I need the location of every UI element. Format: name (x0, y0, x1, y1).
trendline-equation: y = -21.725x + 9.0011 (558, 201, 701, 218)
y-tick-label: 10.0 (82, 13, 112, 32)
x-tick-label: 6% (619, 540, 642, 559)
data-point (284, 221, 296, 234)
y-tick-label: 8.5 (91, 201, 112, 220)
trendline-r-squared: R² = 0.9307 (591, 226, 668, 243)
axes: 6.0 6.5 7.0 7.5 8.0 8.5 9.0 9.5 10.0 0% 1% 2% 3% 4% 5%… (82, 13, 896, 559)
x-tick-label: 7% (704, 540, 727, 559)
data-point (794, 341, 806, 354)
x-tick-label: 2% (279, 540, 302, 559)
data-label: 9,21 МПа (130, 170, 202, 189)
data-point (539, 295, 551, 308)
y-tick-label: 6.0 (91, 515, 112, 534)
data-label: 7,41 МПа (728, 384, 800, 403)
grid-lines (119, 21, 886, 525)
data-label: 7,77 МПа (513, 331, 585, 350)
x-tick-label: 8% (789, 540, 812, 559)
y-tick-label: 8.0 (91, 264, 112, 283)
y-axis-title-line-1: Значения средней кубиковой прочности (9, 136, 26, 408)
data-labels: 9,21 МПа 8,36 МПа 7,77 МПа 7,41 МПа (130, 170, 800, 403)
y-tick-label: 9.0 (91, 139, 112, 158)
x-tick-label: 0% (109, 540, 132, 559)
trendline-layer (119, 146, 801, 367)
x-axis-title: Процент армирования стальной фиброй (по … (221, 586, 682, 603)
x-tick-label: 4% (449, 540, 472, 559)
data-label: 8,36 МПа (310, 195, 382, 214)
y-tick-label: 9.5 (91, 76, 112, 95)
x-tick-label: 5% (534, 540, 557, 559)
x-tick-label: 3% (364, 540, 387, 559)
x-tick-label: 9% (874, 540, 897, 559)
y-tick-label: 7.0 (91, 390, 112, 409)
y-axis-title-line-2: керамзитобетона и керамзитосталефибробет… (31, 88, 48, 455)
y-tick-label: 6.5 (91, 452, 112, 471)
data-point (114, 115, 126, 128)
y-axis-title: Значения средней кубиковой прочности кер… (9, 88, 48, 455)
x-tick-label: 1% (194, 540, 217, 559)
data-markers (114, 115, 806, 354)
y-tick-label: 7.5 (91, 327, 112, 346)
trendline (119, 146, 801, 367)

□ □ □ □ □ □ □

◆ What to produce ◆
Recast the material as a numbered list, beginning with its first line and continuing through the line that contains "x-tick-label: 8% (789, 540, 812, 559)", and leave out any blank lines.

◆ Response to this task ◆
1. I need the location of every UI element. Format: name (x0, y0, x1, y1).
2. trendline-equation: y = -21.725x + 9.0011 (558, 201, 701, 218)
3. y-tick-label: 10.0 (82, 13, 112, 32)
4. x-tick-label: 6% (619, 540, 642, 559)
5. data-point (284, 221, 296, 234)
6. y-tick-label: 8.5 (91, 201, 112, 220)
7. trendline-r-squared: R² = 0.9307 (591, 226, 668, 243)
8. axes: 6.0 6.5 7.0 7.5 8.0 8.5 9.0 9.5 10.0 0% 1% 2% 3% 4% 5%… (82, 13, 896, 559)
9. x-tick-label: 7% (704, 540, 727, 559)
10. data-point (794, 341, 806, 354)
11. x-tick-label: 2% (279, 540, 302, 559)
12. data-label: 9,21 МПа (130, 170, 202, 189)
13. data-point (539, 295, 551, 308)
14. y-tick-label: 6.0 (91, 515, 112, 534)
15. data-label: 7,41 МПа (728, 384, 800, 403)
16. grid-lines (119, 21, 886, 525)
17. data-label: 7,77 МПа (513, 331, 585, 350)
18. x-tick-label: 8% (789, 540, 812, 559)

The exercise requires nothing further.